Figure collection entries
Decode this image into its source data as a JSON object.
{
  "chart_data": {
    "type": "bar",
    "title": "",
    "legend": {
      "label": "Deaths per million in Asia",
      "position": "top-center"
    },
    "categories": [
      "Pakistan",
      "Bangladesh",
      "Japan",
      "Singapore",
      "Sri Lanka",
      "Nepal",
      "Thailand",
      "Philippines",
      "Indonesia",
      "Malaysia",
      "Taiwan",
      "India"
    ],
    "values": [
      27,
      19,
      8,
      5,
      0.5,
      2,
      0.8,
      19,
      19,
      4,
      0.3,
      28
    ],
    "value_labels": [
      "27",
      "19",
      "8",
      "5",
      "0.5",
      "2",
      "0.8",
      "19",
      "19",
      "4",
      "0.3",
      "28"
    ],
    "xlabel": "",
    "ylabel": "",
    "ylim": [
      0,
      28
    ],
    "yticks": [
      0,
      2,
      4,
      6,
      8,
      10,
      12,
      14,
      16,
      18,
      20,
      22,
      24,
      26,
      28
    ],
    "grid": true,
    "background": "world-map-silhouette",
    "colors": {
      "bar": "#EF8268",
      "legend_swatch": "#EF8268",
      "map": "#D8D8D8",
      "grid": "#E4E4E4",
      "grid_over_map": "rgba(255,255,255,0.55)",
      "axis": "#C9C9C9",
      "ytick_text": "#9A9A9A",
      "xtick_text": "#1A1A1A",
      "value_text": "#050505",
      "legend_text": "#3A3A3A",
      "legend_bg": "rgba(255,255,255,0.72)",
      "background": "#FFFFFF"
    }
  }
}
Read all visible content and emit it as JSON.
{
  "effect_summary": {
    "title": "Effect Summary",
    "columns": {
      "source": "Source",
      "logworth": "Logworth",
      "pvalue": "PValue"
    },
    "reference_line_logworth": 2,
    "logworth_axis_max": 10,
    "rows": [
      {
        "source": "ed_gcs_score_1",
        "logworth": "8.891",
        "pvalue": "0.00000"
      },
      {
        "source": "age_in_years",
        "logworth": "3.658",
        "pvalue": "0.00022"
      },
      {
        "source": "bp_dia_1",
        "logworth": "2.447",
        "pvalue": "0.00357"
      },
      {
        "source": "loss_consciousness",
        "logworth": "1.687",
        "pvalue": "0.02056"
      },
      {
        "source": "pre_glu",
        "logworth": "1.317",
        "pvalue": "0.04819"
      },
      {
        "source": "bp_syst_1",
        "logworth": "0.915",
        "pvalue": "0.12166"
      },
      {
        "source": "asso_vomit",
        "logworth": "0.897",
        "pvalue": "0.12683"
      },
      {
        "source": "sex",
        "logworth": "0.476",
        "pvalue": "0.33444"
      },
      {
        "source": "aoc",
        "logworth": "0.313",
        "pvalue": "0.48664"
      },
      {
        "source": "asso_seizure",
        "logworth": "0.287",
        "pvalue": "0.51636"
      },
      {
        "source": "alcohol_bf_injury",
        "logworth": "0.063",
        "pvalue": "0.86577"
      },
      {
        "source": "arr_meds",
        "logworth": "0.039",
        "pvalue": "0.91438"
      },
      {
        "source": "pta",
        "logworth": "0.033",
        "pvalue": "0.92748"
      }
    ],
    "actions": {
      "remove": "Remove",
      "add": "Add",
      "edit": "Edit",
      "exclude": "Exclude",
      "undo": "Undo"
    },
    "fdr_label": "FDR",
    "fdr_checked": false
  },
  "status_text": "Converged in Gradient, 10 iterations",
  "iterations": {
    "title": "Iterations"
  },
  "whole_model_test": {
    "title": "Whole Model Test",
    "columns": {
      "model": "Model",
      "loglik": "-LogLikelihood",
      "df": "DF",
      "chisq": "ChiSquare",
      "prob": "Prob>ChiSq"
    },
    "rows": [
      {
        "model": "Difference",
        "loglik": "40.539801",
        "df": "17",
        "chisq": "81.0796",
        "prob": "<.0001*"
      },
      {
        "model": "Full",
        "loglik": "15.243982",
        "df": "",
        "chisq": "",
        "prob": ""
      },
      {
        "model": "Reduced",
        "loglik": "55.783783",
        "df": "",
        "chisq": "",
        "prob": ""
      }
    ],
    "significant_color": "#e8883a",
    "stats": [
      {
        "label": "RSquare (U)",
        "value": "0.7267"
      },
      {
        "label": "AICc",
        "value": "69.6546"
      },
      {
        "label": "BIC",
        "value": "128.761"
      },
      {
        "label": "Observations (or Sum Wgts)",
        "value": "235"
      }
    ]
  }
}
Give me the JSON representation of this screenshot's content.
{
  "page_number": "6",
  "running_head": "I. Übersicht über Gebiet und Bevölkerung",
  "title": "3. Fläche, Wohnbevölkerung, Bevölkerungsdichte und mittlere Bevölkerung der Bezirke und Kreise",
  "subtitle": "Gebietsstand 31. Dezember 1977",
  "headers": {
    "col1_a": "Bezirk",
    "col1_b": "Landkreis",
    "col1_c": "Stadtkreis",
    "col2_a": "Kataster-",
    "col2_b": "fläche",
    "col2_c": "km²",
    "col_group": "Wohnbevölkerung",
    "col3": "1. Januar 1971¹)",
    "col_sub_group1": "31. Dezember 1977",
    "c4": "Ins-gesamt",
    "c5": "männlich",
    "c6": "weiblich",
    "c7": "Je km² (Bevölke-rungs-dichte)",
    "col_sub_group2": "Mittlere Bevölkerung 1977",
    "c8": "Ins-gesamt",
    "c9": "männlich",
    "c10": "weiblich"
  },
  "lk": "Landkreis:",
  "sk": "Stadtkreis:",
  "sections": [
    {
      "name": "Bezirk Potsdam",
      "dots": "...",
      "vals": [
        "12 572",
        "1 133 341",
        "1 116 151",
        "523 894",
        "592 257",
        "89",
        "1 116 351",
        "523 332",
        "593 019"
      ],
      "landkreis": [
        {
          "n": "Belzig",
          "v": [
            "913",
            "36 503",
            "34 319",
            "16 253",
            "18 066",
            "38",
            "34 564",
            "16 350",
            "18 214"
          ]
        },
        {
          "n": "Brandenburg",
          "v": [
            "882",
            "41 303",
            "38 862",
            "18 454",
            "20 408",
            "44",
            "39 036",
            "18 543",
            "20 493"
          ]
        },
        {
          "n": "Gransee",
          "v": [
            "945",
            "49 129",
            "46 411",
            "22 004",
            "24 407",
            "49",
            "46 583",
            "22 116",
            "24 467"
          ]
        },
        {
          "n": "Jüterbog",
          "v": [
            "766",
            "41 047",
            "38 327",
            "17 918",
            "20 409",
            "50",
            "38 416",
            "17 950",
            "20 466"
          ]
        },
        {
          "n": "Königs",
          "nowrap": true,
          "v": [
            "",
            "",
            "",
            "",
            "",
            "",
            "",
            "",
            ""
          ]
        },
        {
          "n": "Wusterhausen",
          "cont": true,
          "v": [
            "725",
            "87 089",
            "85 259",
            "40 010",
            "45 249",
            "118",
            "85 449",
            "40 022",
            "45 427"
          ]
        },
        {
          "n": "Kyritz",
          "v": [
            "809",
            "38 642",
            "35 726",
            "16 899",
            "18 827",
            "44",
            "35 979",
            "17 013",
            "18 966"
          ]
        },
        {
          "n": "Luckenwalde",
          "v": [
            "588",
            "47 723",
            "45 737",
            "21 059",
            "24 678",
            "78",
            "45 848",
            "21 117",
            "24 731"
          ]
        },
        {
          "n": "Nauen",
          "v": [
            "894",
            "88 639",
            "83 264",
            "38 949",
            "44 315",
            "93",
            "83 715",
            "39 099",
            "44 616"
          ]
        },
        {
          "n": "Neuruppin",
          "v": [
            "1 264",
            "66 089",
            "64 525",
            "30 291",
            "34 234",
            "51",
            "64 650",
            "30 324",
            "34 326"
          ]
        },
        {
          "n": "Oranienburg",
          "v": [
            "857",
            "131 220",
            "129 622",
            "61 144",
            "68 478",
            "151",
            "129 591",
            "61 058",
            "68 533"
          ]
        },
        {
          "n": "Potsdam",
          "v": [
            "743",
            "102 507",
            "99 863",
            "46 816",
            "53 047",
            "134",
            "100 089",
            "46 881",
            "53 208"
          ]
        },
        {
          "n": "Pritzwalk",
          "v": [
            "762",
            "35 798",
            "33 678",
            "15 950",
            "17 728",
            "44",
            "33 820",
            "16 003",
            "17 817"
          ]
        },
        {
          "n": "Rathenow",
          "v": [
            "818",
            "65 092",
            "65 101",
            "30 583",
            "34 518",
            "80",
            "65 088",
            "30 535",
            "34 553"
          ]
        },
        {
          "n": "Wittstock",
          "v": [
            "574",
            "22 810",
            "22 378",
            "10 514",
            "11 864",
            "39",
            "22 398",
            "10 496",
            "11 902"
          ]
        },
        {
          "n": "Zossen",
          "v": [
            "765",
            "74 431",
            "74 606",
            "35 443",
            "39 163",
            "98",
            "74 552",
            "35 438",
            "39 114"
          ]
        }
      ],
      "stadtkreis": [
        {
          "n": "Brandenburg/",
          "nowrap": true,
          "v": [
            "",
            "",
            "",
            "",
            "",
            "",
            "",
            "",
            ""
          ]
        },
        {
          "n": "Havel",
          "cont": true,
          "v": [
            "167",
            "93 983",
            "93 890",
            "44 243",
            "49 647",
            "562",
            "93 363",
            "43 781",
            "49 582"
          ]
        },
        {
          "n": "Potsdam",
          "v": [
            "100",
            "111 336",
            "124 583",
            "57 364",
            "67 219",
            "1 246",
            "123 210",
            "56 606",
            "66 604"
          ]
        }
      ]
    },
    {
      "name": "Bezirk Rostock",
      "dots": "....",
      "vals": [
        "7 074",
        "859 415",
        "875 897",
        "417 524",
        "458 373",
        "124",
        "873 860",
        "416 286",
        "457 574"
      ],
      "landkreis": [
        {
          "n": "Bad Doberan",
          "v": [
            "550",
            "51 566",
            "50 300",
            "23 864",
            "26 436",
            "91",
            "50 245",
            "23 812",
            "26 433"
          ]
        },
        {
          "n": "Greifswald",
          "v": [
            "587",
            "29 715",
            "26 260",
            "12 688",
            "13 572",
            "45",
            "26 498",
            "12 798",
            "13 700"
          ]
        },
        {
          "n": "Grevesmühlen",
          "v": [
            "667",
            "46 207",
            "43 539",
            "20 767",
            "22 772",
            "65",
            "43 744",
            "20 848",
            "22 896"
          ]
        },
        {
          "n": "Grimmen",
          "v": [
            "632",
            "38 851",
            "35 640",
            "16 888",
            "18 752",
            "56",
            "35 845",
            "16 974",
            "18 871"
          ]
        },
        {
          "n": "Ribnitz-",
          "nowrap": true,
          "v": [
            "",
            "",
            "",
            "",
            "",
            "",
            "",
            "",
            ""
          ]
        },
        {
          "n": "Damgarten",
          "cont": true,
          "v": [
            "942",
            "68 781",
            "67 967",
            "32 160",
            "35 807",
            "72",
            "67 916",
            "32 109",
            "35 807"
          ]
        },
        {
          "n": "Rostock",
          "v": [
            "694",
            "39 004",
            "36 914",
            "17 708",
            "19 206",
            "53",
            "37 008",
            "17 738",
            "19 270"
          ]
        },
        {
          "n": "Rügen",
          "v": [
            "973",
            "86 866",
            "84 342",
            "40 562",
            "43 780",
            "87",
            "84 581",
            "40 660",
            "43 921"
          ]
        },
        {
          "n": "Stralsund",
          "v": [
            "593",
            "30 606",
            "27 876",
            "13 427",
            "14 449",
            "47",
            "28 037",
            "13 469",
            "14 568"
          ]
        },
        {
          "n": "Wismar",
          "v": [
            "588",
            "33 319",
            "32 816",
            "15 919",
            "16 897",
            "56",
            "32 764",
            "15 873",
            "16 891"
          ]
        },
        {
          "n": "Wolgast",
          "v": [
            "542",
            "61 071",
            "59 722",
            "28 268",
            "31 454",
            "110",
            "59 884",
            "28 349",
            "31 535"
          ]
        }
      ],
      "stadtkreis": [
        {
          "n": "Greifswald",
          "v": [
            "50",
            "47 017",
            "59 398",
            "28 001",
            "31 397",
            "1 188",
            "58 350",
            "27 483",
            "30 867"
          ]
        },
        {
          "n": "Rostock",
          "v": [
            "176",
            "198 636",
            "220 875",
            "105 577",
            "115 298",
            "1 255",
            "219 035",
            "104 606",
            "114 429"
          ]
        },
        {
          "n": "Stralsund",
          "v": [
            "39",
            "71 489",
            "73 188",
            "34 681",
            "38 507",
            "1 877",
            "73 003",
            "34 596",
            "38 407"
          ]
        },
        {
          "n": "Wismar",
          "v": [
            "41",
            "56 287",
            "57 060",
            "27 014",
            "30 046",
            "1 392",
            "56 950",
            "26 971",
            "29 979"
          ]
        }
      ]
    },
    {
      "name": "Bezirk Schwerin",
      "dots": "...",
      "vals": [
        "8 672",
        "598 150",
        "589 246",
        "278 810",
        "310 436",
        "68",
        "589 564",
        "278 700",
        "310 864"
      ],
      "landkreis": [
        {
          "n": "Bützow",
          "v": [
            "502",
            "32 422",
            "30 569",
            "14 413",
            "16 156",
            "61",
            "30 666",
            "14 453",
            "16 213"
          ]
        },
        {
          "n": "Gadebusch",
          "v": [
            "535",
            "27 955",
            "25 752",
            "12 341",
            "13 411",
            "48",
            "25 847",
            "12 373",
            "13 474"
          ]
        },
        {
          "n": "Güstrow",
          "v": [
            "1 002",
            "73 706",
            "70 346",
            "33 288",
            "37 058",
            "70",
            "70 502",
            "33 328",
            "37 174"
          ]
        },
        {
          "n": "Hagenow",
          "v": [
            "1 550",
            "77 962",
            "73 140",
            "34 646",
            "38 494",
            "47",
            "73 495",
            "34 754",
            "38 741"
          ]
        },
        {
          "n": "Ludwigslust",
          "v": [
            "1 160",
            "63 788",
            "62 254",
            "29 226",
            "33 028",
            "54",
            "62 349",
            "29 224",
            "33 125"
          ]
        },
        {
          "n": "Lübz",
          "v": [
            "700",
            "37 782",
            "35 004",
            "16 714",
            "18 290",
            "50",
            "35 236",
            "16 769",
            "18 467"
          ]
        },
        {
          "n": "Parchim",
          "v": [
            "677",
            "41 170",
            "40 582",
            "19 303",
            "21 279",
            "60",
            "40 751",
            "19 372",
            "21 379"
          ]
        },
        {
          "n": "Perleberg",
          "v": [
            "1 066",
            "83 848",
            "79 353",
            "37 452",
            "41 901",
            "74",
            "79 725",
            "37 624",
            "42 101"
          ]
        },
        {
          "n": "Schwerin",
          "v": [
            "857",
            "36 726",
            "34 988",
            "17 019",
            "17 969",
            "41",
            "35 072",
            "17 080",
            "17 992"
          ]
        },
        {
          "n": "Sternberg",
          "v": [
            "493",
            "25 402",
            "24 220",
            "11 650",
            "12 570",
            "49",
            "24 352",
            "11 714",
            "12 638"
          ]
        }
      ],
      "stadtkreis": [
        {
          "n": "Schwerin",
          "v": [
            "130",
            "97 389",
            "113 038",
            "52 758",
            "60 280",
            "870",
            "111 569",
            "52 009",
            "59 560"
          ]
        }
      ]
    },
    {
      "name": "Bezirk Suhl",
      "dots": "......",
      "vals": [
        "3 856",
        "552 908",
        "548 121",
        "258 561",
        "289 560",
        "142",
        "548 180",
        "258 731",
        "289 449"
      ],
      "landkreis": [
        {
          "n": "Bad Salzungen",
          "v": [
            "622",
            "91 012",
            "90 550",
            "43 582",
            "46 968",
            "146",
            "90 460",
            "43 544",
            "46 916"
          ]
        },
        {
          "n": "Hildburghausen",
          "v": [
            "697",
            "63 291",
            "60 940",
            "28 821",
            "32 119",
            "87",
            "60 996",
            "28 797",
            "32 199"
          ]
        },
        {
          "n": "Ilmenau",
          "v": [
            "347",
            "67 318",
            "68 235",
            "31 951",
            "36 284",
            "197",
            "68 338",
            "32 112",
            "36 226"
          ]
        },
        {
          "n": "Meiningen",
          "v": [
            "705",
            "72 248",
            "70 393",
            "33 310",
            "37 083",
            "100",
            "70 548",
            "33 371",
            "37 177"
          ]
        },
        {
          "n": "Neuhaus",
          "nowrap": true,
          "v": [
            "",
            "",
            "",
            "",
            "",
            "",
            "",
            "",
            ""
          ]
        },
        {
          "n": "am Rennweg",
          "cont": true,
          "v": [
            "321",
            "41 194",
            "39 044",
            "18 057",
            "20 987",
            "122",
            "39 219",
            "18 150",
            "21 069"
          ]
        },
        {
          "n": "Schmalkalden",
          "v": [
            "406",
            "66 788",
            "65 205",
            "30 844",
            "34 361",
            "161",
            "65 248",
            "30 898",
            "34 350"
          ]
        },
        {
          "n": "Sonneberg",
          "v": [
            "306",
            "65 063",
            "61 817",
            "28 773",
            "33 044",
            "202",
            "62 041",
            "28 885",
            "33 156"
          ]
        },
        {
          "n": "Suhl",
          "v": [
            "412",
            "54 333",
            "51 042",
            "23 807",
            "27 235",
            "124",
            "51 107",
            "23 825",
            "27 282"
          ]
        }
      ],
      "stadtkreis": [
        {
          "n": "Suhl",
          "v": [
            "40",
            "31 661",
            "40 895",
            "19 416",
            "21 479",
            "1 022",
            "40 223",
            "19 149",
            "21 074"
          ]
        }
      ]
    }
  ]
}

INSTRUCTIONS TO FOLLOW - Determine how many lines in the data above contain the string "content". Give nothing except the number.

ANSWER TO THE TASK - 2